• EXTRACT
# What You Need:
→ Roasted Cauliflower
01 - 1 large head cauliflower, cut into florets
02 - 2 tablespoons olive oil
03 - 1 teaspoon dried oregano
04 - 1 teaspoon dried thyme
05 - 1/2 teaspoon smoked paprika
06 - 1/2 teaspoon garlic powder
07 - 1/2 teaspoon salt
08 - 1/4 teaspoon black pepper
→ Rice
09 - 1 cup basmati or jasmine rice, rinsed
10 - 2 cups water
11 - 1/2 teaspoon salt
→ Vegetables
12 - 1 cup cherry tomatoes, halved
13 - 1 cup cucumber, diced
14 - 1 cup shredded carrots
15 - 1/4 cup red onion, thinly sliced
16 - 2 cups baby spinach or mixed greens
→ Tahini Sauce
17 - 1/4 cup tahini
18 - 2 tablespoons fresh lemon juice
19 - 2 tablespoons water, plus more as needed
20 - 1 tablespoon olive oil
21 - 1 teaspoon maple syrup or honey
22 - 1/2 teaspoon garlic powder
23 - Salt and pepper to taste
# Directions:
01 - Preheat oven to 425°F. Line a baking sheet with parchment paper. In a large bowl, combine cauliflower florets with 2 tablespoons olive oil, oregano, thyme, smoked paprika, garlic powder, salt, and pepper. Toss until evenly coated and spread in a single layer on the prepared baking sheet.
02 - Place baking sheet in the preheated oven and roast for 25 to 30 minutes, stirring halfway through cooking, until golden brown and tender with crispy edges.

• YOUR ASSIGNMENT
In one to three sentences, explain what the cauliflower recipe says marks the end of the tossing step and of the roasting step. The lines after this text aren't needed.

• EXCERPTED DATA
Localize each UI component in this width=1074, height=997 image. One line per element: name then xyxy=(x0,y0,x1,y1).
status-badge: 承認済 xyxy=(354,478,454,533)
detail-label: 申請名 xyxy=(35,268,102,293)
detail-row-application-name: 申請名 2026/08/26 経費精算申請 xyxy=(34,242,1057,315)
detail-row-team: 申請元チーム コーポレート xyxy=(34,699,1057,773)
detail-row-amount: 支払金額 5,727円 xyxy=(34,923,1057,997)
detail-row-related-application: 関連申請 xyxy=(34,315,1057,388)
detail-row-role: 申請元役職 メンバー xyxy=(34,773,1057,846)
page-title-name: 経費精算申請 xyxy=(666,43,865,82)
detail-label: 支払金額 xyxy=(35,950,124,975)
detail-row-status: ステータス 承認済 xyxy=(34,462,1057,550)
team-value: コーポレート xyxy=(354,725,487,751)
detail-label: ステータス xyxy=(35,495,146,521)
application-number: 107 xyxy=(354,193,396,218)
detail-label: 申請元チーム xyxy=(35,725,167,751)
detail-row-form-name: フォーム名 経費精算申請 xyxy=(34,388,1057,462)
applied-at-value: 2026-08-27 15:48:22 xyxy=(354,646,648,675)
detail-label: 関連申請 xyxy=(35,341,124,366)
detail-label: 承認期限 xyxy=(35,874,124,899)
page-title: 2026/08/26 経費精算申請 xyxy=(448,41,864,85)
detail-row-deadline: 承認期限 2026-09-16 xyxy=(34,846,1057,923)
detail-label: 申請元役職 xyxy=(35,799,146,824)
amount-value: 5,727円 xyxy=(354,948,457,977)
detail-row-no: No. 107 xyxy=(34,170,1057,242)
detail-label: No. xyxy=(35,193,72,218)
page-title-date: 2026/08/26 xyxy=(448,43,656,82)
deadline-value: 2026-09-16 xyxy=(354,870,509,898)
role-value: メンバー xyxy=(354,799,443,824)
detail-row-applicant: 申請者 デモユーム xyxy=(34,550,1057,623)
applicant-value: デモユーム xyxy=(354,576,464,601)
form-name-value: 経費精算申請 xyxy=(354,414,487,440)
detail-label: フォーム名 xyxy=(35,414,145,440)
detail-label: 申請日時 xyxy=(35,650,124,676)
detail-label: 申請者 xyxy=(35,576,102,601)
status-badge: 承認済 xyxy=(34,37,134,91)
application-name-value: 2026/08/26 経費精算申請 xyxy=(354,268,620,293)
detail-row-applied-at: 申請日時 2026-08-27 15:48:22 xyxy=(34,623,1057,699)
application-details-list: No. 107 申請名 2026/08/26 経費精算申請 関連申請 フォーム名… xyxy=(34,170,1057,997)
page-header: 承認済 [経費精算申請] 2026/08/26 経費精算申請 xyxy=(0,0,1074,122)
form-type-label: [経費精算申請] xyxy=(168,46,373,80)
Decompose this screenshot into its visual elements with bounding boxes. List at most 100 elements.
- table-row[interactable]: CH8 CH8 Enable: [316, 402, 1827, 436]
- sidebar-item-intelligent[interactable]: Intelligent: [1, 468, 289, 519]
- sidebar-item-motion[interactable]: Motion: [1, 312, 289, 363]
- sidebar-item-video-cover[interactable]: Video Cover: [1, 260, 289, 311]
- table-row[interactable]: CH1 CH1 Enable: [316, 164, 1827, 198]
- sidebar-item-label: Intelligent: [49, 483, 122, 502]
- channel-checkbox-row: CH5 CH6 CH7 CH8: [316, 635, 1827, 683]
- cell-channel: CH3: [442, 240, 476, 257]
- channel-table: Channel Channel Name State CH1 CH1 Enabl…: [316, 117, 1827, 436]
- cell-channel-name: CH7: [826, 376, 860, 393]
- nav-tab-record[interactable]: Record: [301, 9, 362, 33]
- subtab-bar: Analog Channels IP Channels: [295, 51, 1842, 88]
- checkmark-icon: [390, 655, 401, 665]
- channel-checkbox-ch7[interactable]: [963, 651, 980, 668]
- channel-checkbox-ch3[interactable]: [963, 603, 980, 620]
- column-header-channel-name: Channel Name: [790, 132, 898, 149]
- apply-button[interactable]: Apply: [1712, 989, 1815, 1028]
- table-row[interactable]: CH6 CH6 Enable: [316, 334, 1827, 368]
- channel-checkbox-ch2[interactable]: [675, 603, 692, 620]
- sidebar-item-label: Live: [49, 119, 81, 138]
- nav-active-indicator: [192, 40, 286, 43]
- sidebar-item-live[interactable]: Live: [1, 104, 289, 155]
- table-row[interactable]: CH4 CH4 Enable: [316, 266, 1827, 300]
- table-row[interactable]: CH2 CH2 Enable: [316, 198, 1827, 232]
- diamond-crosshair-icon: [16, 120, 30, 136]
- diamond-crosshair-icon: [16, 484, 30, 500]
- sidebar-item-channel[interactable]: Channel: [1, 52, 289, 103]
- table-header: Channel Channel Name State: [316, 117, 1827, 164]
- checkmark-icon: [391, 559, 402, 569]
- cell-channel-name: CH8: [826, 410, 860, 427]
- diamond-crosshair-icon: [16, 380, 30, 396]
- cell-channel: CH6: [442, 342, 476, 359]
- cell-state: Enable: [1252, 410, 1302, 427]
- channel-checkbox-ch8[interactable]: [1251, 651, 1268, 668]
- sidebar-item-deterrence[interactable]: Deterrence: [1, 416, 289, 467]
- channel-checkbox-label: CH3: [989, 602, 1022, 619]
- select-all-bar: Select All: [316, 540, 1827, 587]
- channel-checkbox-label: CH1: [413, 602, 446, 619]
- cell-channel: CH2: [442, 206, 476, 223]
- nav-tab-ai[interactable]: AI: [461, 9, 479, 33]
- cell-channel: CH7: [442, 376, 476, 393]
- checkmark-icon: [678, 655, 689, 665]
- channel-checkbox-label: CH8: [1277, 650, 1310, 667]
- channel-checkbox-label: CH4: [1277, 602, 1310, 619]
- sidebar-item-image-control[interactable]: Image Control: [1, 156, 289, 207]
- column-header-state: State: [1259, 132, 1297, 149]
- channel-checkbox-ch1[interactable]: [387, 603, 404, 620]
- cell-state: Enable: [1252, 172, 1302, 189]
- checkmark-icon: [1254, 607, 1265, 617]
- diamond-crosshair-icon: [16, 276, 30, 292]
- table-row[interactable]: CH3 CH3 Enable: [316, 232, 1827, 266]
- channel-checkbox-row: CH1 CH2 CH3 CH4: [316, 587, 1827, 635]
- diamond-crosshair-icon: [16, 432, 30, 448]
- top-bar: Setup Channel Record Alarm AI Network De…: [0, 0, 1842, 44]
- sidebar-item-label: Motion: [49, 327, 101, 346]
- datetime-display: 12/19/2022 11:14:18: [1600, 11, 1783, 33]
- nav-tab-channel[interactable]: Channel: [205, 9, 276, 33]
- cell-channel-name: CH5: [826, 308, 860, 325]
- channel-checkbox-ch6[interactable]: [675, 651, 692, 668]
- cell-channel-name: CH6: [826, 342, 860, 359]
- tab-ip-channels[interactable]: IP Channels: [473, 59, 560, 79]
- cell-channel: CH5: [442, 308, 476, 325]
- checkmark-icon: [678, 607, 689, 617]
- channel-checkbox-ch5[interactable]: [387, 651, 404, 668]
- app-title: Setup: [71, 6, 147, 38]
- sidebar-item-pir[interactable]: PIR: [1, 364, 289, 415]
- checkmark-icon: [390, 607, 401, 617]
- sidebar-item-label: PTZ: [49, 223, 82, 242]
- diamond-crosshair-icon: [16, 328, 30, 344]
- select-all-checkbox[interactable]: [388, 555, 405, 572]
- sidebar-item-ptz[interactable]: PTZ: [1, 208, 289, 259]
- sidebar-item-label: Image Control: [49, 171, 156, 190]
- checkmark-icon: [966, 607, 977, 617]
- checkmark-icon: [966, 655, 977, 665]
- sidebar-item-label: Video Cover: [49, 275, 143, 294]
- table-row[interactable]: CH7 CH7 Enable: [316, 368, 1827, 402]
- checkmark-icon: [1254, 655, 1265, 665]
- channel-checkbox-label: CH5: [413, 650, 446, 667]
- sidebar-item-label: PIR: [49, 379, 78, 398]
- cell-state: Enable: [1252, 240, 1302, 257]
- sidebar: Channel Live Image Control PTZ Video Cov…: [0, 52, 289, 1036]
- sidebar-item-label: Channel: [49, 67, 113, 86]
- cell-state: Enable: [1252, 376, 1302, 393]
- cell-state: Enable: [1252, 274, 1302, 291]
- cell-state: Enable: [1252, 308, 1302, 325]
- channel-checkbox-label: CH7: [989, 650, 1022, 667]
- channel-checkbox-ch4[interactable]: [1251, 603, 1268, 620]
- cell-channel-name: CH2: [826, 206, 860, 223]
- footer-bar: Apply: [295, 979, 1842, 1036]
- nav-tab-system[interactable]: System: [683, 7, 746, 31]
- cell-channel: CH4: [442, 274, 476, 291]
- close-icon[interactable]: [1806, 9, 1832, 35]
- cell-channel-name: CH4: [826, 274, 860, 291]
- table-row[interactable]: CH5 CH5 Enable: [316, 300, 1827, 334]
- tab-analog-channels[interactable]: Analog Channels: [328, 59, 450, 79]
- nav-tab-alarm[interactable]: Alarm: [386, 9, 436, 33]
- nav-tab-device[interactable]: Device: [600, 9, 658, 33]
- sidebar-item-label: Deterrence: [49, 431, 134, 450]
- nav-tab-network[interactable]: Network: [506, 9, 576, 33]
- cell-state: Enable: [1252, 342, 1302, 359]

• OUTPUT
The florets are tossed with the oil and seasonings until they are evenly coated. They roast for 25 to 30 minutes, stirred halfway through, until they are golden brown and tender with crispy edges.